| Records about charts and figures |
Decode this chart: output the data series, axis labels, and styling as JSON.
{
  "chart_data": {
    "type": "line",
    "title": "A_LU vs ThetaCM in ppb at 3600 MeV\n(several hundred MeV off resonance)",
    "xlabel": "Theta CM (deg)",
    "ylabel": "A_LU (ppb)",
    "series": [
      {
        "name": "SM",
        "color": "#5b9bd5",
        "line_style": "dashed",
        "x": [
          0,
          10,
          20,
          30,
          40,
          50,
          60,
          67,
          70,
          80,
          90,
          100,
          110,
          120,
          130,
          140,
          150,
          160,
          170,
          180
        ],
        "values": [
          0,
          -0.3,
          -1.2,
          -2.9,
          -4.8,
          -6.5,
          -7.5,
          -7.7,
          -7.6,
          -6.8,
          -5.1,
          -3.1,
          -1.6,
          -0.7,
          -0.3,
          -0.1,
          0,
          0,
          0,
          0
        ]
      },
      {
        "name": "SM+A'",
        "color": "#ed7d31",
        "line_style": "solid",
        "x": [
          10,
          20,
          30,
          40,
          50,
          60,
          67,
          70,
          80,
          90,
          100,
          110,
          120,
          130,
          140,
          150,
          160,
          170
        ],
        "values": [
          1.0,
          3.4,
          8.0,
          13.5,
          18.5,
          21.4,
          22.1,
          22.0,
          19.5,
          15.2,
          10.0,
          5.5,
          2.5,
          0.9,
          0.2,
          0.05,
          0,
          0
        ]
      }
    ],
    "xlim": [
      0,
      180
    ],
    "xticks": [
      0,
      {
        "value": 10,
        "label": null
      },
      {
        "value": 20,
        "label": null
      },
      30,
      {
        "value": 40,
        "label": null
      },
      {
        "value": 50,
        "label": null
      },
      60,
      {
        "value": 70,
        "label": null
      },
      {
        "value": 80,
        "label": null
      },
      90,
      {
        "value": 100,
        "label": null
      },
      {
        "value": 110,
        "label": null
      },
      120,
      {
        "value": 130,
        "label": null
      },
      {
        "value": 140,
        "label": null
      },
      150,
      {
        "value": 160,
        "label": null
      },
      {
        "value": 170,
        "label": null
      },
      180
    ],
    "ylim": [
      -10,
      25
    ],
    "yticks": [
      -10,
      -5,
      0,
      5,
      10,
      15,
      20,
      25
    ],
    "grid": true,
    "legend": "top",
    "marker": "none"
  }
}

| Written task |
Retype the entries exactly, including every line.

| The output |
Decode this chart: output the data series, axis labels, and styling as JSON.
{
  "chart_data": {
    "type": "line",
    "title": "A_LU vs ThetaCM in ppb at 3600 MeV\n(several hundred MeV off resonance)",
    "xlabel": "Theta CM (deg)",
    "ylabel": "A_LU (ppb)",
    "series": [
      {
        "name": "SM",
        "color": "#5b9bd5",
        "line_style": "dashed",
        "x": [
          0,
          10,
          20,
          30,
          40,
          50,
          60,
          67,
          70,
          80,
          90,
          100,
          110,
          120,
          130,
          140,
          150,
          160,
          170,
          180
        ],
        "values": [
          0,
          -0.3,
          -1.2,
          -2.9,
          -4.8,
          -6.5,
          -7.5,
          -7.7,
          -7.6,
          -6.8,
          -5.1,
          -3.1,
          -1.6,
          -0.7,
          -0.3,
          -0.1,
          0,
          0,
          0,
          0
        ]
      },
      {
        "name": "SM+A'",
        "color": "#ed7d31",
        "line_style": "solid",
        "x": [
          10,
          20,
          30,
          40,
          50,
          60,
          67,
          70,
          80,
          90,
          100,
          110,
          120,
          130,
          140,
          150,
          160,
          170
        ],
        "values": [
          1.0,
          3.4,
          8.0,
          13.5,
          18.5,
          21.4,
          22.1,
          22.0,
          19.5,
          15.2,
          10.0,
          5.5,
          2.5,
          0.9,
          0.2,
          0.05,
          0,
          0
        ]
      }
    ],
    "xlim": [
      0,
      180
    ],
    "xticks": [
      0,
      {
        "value": 10,
        "label": null
      },
      {
        "value": 20,
        "label": null
      },
      30,
      {
        "value": 40,
        "label": null
      },
      {
        "value": 50,
        "label": null
      },
      60,
      {
        "value": 70,
        "label": null
      },
      {
        "value": 80,
        "label": null
      },
      90,
      {
        "value": 100,
        "label": null
      },
      {
        "value": 110,
        "label": null
      },
      120,
      {
        "value": 130,
        "label": null
      },
      {
        "value": 140,
        "label": null
      },
      150,
      {
        "value": 160,
        "label": null
      },
      {
        "value": 170,
        "label": null
      },
      180
    ],
    "ylim": [
      -10,
      25
    ],
    "yticks": [
      -10,
      -5,
      0,
      5,
      10,
      15,
      20,
      25
    ],
    "grid": true,
    "legend": "top",
    "marker": "none"
  }
}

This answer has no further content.